(Your objective): Each line containing the word "this" must be collected.
━━━━━━━━━━
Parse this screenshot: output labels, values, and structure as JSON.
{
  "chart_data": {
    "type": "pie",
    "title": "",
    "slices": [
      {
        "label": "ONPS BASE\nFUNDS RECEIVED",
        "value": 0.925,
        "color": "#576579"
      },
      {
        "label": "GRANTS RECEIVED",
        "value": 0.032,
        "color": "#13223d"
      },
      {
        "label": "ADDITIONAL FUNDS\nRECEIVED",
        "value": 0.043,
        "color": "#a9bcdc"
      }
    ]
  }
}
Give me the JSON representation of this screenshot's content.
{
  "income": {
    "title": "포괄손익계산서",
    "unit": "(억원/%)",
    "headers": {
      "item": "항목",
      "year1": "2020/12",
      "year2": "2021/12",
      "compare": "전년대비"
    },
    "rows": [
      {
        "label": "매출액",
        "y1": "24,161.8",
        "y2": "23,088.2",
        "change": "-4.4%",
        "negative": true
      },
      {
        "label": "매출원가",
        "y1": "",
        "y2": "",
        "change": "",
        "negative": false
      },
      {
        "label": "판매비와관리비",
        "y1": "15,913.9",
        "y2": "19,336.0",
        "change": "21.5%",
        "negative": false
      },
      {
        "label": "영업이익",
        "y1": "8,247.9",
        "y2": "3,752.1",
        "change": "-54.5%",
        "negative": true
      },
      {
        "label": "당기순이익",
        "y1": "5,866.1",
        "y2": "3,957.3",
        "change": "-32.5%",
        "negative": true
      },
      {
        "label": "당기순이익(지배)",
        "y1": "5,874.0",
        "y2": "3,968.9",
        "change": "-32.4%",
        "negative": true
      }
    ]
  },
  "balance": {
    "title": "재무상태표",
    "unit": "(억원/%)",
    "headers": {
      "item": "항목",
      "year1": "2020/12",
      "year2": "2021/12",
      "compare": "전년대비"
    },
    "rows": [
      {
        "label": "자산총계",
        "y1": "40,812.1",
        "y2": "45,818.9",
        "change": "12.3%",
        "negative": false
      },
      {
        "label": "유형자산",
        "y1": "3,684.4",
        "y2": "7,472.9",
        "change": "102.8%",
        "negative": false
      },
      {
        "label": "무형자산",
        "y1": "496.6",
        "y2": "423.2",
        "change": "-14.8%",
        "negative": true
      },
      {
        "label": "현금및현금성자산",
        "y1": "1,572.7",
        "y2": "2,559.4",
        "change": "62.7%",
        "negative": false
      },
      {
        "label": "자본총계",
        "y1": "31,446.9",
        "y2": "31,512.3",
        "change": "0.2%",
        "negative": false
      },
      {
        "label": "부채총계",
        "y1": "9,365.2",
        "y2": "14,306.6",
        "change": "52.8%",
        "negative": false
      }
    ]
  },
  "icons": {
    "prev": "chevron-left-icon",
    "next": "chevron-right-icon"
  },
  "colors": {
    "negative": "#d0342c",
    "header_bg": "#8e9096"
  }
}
━━━━━━━━━━
(Answer below):
Parse this screenshot: output labels, values, and structure as JSON.
Give me the JSON representation of this screenshot's content.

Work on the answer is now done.